REQUIRED WORK:
Transcribe all the entries word for word, but omit the images.

ENTRIES:
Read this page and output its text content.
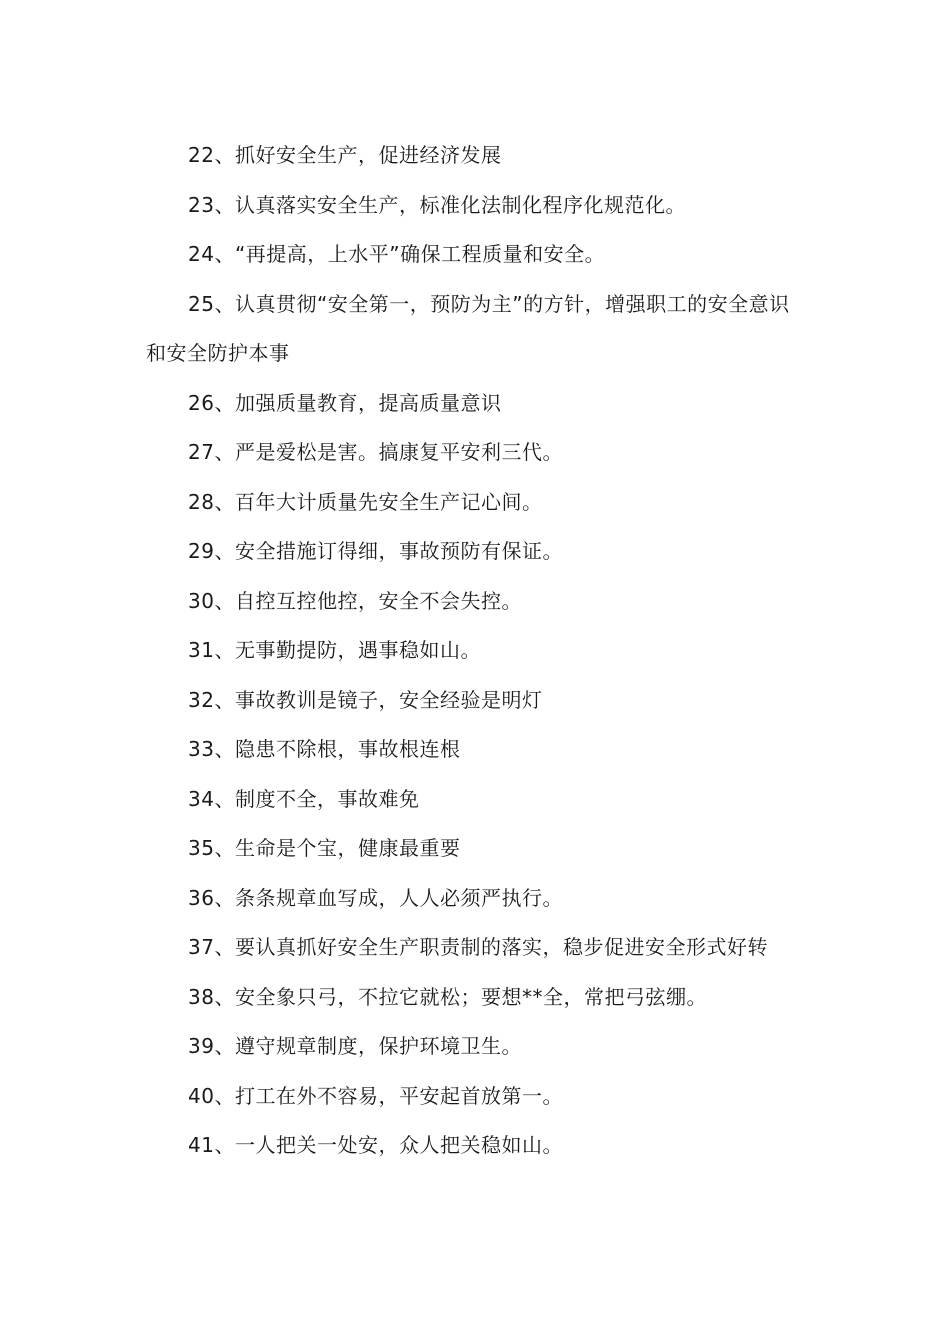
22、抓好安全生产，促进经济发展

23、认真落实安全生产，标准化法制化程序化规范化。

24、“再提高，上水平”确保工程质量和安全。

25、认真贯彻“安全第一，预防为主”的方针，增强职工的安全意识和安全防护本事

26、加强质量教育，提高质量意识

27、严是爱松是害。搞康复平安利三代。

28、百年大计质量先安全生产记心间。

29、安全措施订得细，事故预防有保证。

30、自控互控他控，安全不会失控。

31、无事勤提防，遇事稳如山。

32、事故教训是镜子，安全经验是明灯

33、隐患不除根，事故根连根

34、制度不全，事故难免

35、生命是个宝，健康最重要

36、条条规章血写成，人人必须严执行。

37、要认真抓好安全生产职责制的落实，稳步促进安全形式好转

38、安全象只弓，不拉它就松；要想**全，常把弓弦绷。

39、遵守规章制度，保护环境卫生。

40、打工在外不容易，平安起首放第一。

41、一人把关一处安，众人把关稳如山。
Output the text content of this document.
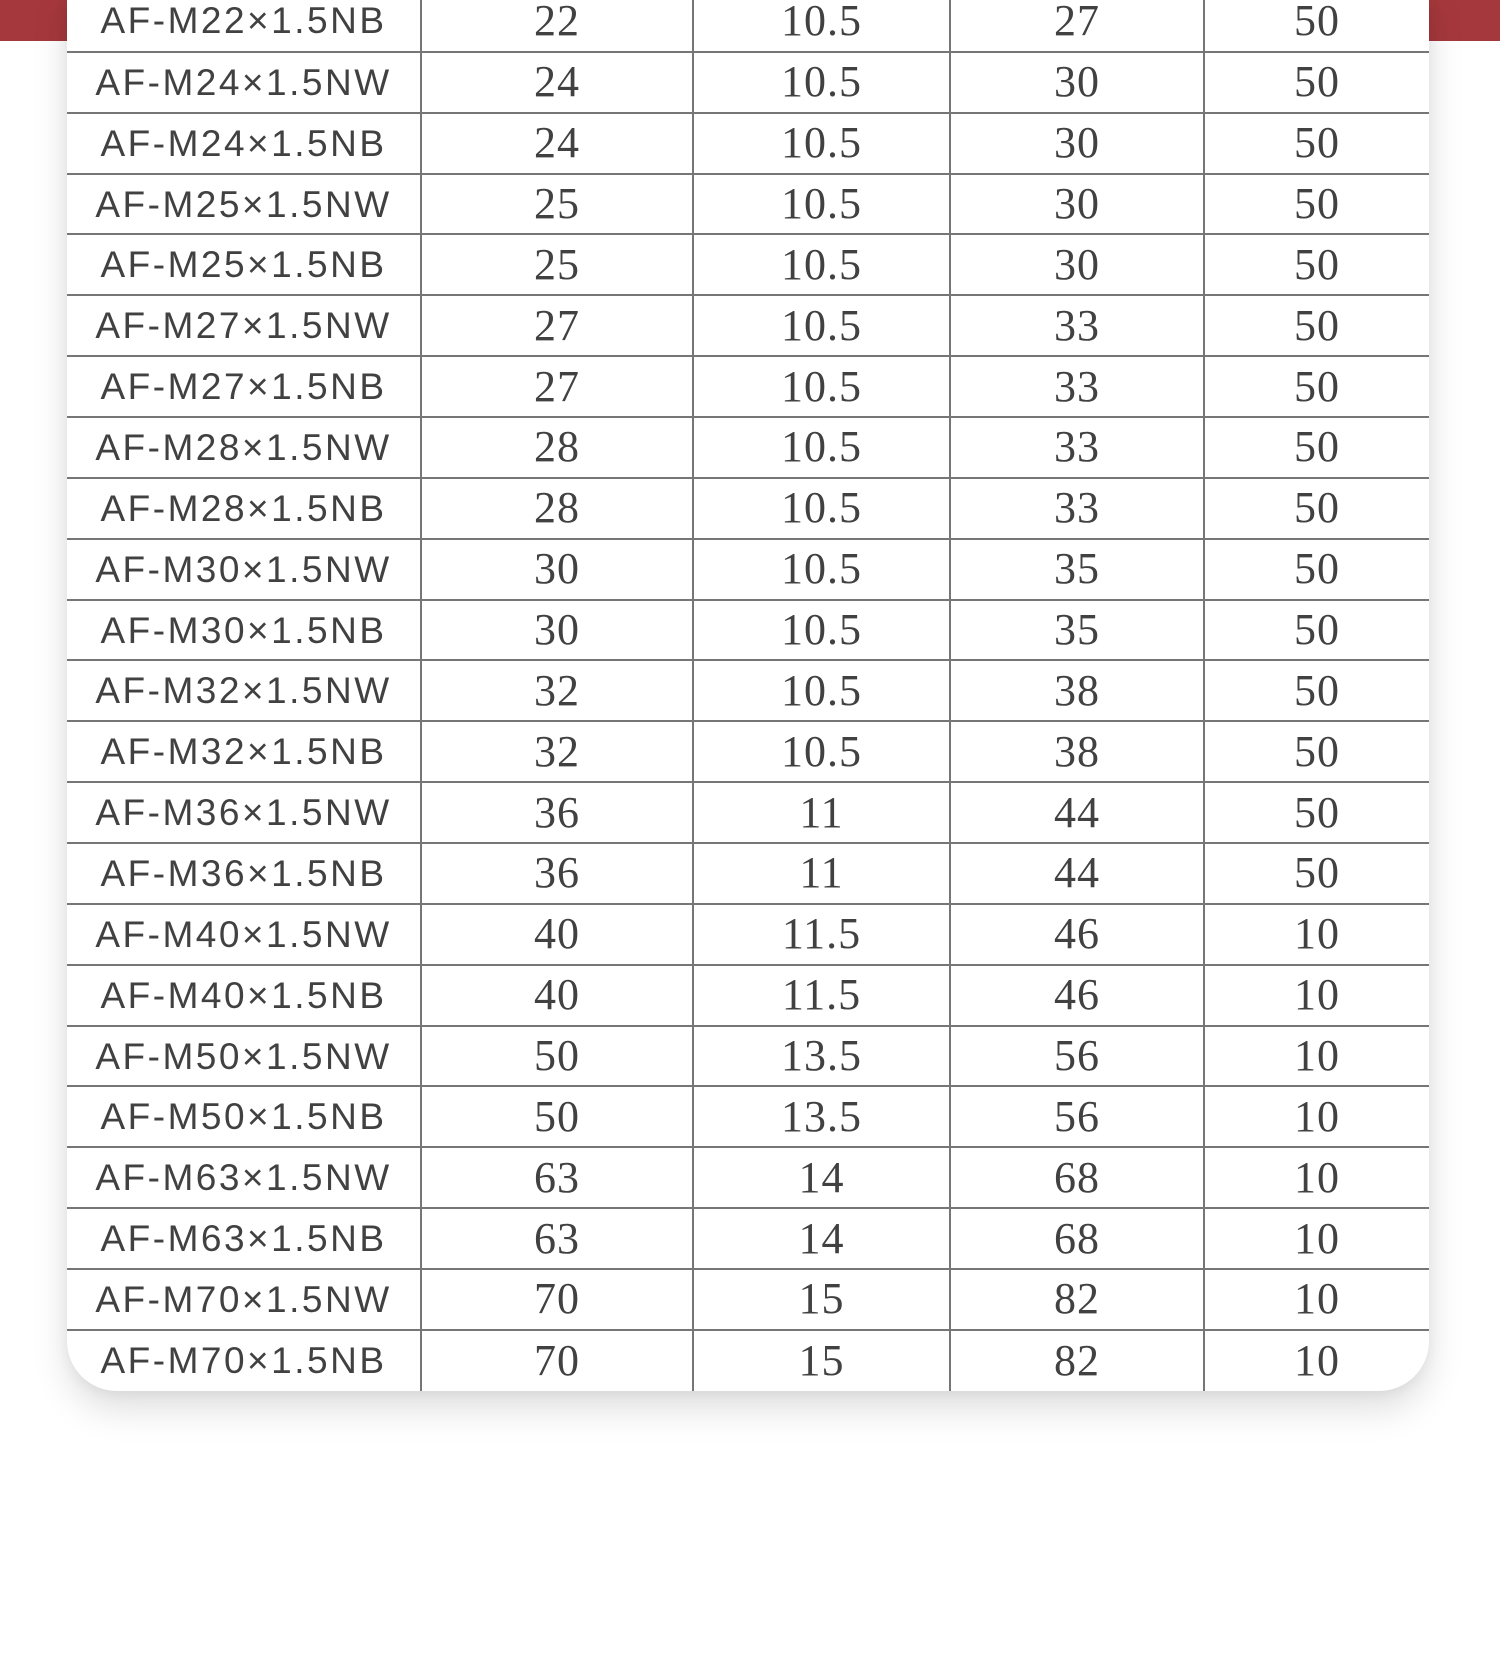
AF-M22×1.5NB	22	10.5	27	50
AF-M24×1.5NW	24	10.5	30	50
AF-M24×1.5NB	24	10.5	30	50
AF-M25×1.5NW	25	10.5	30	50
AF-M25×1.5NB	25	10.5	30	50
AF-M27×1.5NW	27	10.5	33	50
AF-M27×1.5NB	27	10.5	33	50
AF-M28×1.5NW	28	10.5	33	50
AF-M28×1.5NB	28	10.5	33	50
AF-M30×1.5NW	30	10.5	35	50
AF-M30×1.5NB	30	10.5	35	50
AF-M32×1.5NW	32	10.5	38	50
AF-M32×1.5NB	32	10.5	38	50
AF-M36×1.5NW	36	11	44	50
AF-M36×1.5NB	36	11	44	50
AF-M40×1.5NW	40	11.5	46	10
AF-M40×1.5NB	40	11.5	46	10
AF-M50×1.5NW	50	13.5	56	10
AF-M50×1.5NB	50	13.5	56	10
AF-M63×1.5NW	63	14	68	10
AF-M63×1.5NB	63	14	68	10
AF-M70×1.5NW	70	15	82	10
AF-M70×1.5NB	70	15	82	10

FULL ANSWER:
Read this page and output its text content.
22、抓好安全生产，促进经济发展

23、认真落实安全生产，标准化法制化程序化规范化。

24、“再提高，上水平”确保工程质量和安全。

25、认真贯彻“安全第一，预防为主”的方针，增强职工的安全意识和安全防护本事

26、加强质量教育，提高质量意识

27、严是爱松是害。搞康复平安利三代。

28、百年大计质量先安全生产记心间。

29、安全措施订得细，事故预防有保证。

30、自控互控他控，安全不会失控。

31、无事勤提防，遇事稳如山。

32、事故教训是镜子，安全经验是明灯

33、隐患不除根，事故根连根

34、制度不全，事故难免

35、生命是个宝，健康最重要

36、条条规章血写成，人人必须严执行。

37、要认真抓好安全生产职责制的落实，稳步促进安全形式好转

38、安全象只弓，不拉它就松；要想**全，常把弓弦绷。

39、遵守规章制度，保护环境卫生。

40、打工在外不容易，平安起首放第一。

41、一人把关一处安，众人把关稳如山。
Output the text content of this document.
AF-M22×1.5NB	22	10.5	27	50
AF-M24×1.5NW	24	10.5	30	50
AF-M24×1.5NB	24	10.5	30	50
AF-M25×1.5NW	25	10.5	30	50
AF-M25×1.5NB	25	10.5	30	50
AF-M27×1.5NW	27	10.5	33	50
AF-M27×1.5NB	27	10.5	33	50
AF-M28×1.5NW	28	10.5	33	50
AF-M28×1.5NB	28	10.5	33	50
AF-M30×1.5NW	30	10.5	35	50
AF-M30×1.5NB	30	10.5	35	50
AF-M32×1.5NW	32	10.5	38	50
AF-M32×1.5NB	32	10.5	38	50
AF-M36×1.5NW	36	11	44	50
AF-M36×1.5NB	36	11	44	50
AF-M40×1.5NW	40	11.5	46	10
AF-M40×1.5NB	40	11.5	46	10
AF-M50×1.5NW	50	13.5	56	10
AF-M50×1.5NB	50	13.5	56	10
AF-M63×1.5NW	63	14	68	10
AF-M63×1.5NB	63	14	68	10
AF-M70×1.5NW	70	15	82	10
AF-M70×1.5NB	70	15	82	10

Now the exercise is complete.